* [EXERCISE INSTRUCTIONS]:
Locate the string "JSON" throughout the material and copy every line in which it occurs.

===

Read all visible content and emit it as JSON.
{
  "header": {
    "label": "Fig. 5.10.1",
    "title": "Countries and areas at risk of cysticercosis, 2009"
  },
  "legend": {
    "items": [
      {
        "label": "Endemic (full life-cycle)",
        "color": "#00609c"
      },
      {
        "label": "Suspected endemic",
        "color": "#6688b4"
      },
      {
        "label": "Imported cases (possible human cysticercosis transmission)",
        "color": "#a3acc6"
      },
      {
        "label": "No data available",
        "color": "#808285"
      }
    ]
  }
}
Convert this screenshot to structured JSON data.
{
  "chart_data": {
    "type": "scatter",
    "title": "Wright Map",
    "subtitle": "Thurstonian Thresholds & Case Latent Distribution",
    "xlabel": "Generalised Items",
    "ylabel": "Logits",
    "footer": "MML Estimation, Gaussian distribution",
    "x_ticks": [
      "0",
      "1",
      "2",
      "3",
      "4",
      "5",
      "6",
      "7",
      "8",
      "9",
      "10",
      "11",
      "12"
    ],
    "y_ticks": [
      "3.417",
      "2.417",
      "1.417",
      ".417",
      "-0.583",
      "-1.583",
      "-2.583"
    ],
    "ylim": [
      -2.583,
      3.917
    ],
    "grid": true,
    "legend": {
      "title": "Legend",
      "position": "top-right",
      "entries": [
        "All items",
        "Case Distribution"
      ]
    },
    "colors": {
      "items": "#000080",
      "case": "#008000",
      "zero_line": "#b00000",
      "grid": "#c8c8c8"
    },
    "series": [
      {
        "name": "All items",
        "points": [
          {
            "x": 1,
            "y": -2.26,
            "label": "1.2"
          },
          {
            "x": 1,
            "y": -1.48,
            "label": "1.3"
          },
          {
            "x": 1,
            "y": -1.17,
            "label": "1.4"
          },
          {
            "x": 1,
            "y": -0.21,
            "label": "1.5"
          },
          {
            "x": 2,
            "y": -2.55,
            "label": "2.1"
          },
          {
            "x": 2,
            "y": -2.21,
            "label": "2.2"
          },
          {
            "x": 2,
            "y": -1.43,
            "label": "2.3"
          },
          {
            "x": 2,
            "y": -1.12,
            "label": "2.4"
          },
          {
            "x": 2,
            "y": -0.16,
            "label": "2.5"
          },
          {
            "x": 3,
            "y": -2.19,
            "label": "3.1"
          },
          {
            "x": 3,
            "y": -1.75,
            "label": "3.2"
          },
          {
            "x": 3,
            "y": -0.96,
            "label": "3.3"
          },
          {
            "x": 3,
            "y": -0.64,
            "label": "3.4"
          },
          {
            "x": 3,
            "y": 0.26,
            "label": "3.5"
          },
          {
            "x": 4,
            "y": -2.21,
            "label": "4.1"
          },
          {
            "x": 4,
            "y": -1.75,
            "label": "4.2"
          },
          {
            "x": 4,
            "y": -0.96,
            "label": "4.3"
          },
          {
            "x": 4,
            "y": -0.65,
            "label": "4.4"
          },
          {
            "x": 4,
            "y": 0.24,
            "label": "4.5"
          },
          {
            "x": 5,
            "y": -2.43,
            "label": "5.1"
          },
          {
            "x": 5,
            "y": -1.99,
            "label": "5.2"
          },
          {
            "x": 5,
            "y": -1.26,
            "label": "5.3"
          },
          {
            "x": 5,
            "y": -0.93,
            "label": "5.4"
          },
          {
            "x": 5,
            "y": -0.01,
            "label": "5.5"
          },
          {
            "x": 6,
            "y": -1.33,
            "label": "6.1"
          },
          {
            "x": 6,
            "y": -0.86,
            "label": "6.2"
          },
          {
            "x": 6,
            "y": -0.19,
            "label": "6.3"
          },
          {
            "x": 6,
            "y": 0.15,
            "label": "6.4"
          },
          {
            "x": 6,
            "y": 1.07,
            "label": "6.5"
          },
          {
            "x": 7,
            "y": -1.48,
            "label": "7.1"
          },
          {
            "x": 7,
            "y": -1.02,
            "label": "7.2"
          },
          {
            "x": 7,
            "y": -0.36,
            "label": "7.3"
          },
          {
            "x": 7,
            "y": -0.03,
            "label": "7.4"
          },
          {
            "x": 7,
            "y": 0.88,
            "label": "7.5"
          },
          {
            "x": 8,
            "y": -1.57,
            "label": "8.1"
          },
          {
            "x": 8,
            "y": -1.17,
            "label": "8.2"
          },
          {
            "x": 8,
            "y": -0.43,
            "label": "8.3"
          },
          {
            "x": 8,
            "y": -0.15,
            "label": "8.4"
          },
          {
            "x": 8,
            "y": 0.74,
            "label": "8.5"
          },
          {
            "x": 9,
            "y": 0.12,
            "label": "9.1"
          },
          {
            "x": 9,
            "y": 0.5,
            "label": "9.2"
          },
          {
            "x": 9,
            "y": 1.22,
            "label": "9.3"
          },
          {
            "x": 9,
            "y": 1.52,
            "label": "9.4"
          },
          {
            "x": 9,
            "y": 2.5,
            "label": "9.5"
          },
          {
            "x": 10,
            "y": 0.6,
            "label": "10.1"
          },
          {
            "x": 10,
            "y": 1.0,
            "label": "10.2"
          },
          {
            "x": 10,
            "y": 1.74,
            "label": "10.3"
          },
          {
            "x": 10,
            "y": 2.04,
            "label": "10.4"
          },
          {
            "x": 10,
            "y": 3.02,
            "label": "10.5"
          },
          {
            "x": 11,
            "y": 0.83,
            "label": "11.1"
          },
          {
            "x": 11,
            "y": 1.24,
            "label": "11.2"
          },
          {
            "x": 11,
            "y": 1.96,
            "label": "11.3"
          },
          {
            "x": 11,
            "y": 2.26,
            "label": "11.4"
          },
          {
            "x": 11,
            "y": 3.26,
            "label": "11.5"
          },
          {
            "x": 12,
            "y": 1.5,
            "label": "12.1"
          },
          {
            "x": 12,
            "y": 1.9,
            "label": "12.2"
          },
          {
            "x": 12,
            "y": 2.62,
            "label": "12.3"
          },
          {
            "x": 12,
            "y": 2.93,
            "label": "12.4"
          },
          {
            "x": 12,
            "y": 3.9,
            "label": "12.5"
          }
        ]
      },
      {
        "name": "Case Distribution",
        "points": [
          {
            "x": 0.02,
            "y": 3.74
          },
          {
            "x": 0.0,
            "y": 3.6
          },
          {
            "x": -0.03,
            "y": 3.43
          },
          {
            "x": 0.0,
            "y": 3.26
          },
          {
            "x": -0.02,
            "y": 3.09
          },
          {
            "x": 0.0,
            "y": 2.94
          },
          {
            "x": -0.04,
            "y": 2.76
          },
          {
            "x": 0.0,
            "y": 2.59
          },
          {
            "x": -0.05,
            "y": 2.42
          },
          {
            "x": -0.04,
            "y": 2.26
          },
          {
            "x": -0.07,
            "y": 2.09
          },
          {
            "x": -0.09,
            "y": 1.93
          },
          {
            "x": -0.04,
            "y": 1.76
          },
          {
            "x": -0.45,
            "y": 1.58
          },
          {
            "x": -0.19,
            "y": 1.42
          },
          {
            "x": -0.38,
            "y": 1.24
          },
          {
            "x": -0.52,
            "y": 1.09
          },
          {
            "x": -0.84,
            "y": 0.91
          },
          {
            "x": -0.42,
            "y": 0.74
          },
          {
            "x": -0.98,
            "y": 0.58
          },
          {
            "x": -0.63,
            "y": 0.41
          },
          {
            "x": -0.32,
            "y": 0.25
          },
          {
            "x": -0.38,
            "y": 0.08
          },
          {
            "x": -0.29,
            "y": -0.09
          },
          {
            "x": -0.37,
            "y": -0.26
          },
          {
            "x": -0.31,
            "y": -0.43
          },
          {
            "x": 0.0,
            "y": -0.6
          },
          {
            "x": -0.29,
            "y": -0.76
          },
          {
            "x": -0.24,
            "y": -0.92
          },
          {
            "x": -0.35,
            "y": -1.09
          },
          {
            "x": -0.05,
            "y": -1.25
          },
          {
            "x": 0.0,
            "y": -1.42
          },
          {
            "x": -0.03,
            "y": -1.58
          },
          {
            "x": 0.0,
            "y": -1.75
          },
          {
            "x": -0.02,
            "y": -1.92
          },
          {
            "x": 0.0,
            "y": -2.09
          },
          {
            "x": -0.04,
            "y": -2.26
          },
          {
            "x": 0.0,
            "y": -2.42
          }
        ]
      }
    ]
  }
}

===

* [THE OUTPUT]:
Read all visible content and emit it as JSON.
Convert this screenshot to structured JSON data.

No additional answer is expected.